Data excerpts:

=-=-=

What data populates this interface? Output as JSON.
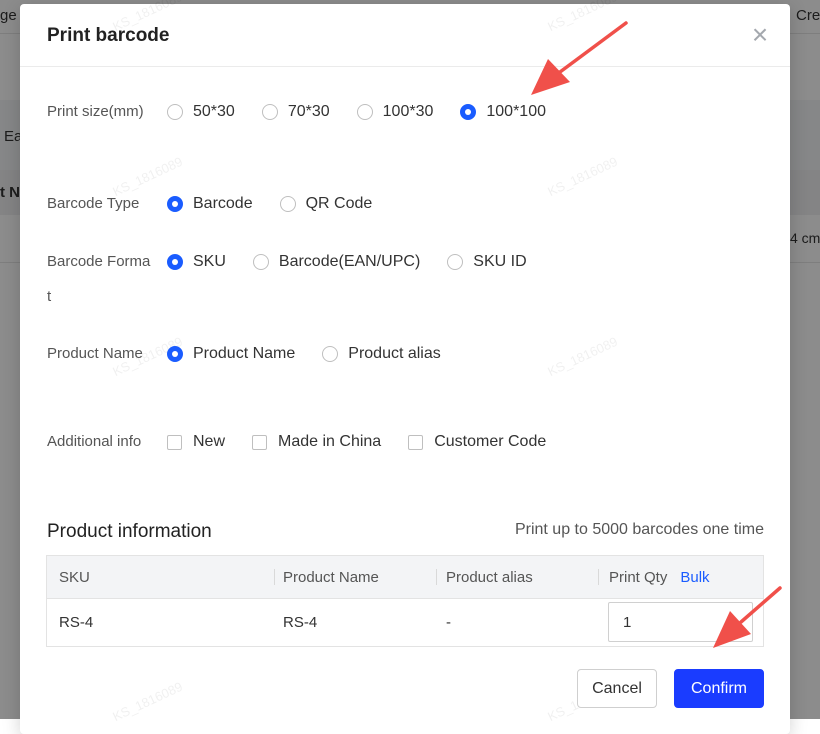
{
  "background": {
    "fragments": [
      "ge",
      "Cre",
      "Ea",
      "t N",
      "4 cm"
    ]
  },
  "modal": {
    "title": "Print barcode",
    "close_icon": "close-icon"
  },
  "form": {
    "print_size": {
      "label": "Print size(mm)",
      "options": [
        "50*30",
        "70*30",
        "100*30",
        "100*100"
      ],
      "selected": "100*100"
    },
    "barcode_type": {
      "label": "Barcode Type",
      "options": [
        "Barcode",
        "QR Code"
      ],
      "selected": "Barcode"
    },
    "barcode_format": {
      "label": "Barcode Format",
      "options": [
        "SKU",
        "Barcode(EAN/UPC)",
        "SKU ID"
      ],
      "selected": "SKU"
    },
    "product_name": {
      "label": "Product Name",
      "options": [
        "Product Name",
        "Product alias"
      ],
      "selected": "Product Name"
    },
    "additional_info": {
      "label": "Additional info",
      "options": [
        "New",
        "Made in China",
        "Customer Code"
      ]
    }
  },
  "product_info": {
    "title": "Product information",
    "hint": "Print up to 5000 barcodes one time",
    "columns": [
      "SKU",
      "Product Name",
      "Product alias",
      "Print Qty"
    ],
    "bulk_label": "Bulk",
    "rows": [
      {
        "sku": "RS-4",
        "product_name": "RS-4",
        "product_alias": "-",
        "print_qty": "1"
      }
    ]
  },
  "footer": {
    "cancel_label": "Cancel",
    "confirm_label": "Confirm"
  },
  "watermark": "KS_1816089",
  "colors": {
    "accent": "#1a5cff",
    "confirm_button": "#1a3cff",
    "annotation_arrow": "#f0504a"
  }
}
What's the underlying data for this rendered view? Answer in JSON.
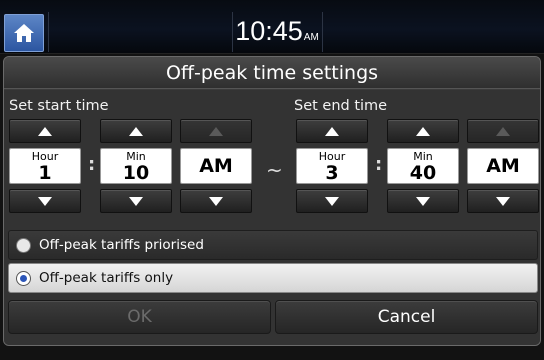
{
  "status_bar": {
    "time": "10:45",
    "ampm": "AM"
  },
  "dialog": {
    "title": "Off-peak time settings",
    "start": {
      "label": "Set start time",
      "hour_caption": "Hour",
      "hour_value": "1",
      "min_caption": "Min",
      "min_value": "10",
      "ampm_value": "AM"
    },
    "separator": "~",
    "colon": ":",
    "end": {
      "label": "Set end time",
      "hour_caption": "Hour",
      "hour_value": "3",
      "min_caption": "Min",
      "min_value": "40",
      "ampm_value": "AM"
    },
    "options": [
      {
        "label": "Off-peak tariffs priorised",
        "selected": false
      },
      {
        "label": "Off-peak tariffs only",
        "selected": true
      }
    ],
    "buttons": {
      "ok": "OK",
      "cancel": "Cancel"
    }
  },
  "colors": {
    "home_button": "#3b66b0",
    "radio_selected": "#2c56b8"
  }
}
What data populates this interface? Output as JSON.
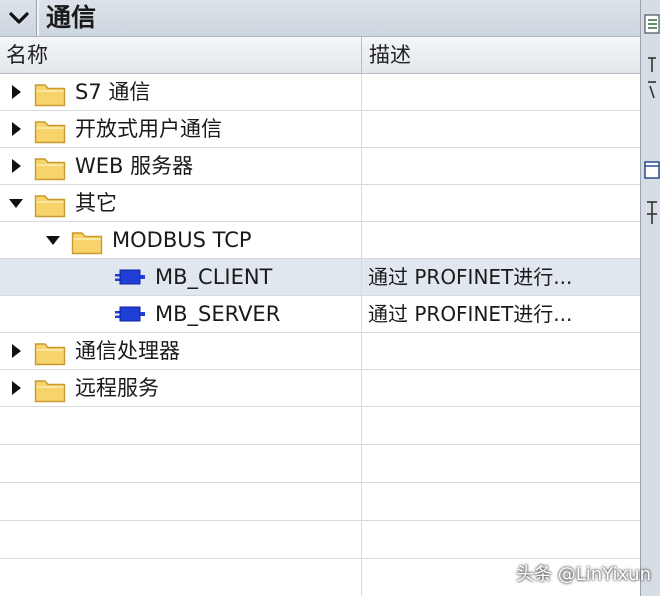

=-=-=

Transcribe the whole listing exactly. Pictures stay out of your copy.

_PROBLEM SOLUTION_:
What data populates this interface? Output as JSON.
{
  "background": {
    "fragments": [
      "ge",
      "Cre",
      "Ea",
      "t N",
      "4 cm"
    ]
  },
  "modal": {
    "title": "Print barcode",
    "close_icon": "close-icon"
  },
  "form": {
    "print_size": {
      "label": "Print size(mm)",
      "options": [
        "50*30",
        "70*30",
        "100*30",
        "100*100"
      ],
      "selected": "100*100"
    },
    "barcode_type": {
      "label": "Barcode Type",
      "options": [
        "Barcode",
        "QR Code"
      ],
      "selected": "Barcode"
    },
    "barcode_format": {
      "label": "Barcode Format",
      "options": [
        "SKU",
        "Barcode(EAN/UPC)",
        "SKU ID"
      ],
      "selected": "SKU"
    },
    "product_name": {
      "label": "Product Name",
      "options": [
        "Product Name",
        "Product alias"
      ],
      "selected": "Product Name"
    },
    "additional_info": {
      "label": "Additional info",
      "options": [
        "New",
        "Made in China",
        "Customer Code"
      ]
    }
  },
  "product_info": {
    "title": "Product information",
    "hint": "Print up to 5000 barcodes one time",
    "columns": [
      "SKU",
      "Product Name",
      "Product alias",
      "Print Qty"
    ],
    "bulk_label": "Bulk",
    "rows": [
      {
        "sku": "RS-4",
        "product_name": "RS-4",
        "product_alias": "-",
        "print_qty": "1"
      }
    ]
  },
  "footer": {
    "cancel_label": "Cancel",
    "confirm_label": "Confirm"
  },
  "watermark": "KS_1816089",
  "colors": {
    "accent": "#1a5cff",
    "confirm_button": "#1a3cff",
    "annotation_arrow": "#f0504a"
  }
}
What's the underlying data for this rendered view? Answer in JSON.
{
  "status_bar": {
    "time": "10:45",
    "ampm": "AM"
  },
  "dialog": {
    "title": "Off-peak time settings",
    "start": {
      "label": "Set start time",
      "hour_caption": "Hour",
      "hour_value": "1",
      "min_caption": "Min",
      "min_value": "10",
      "ampm_value": "AM"
    },
    "separator": "~",
    "colon": ":",
    "end": {
      "label": "Set end time",
      "hour_caption": "Hour",
      "hour_value": "3",
      "min_caption": "Min",
      "min_value": "40",
      "ampm_value": "AM"
    },
    "options": [
      {
        "label": "Off-peak tariffs priorised",
        "selected": false
      },
      {
        "label": "Off-peak tariffs only",
        "selected": true
      }
    ],
    "buttons": {
      "ok": "OK",
      "cancel": "Cancel"
    }
  },
  "colors": {
    "home_button": "#3b66b0",
    "radio_selected": "#2c56b8"
  }
}
What data populates this interface? Output as JSON.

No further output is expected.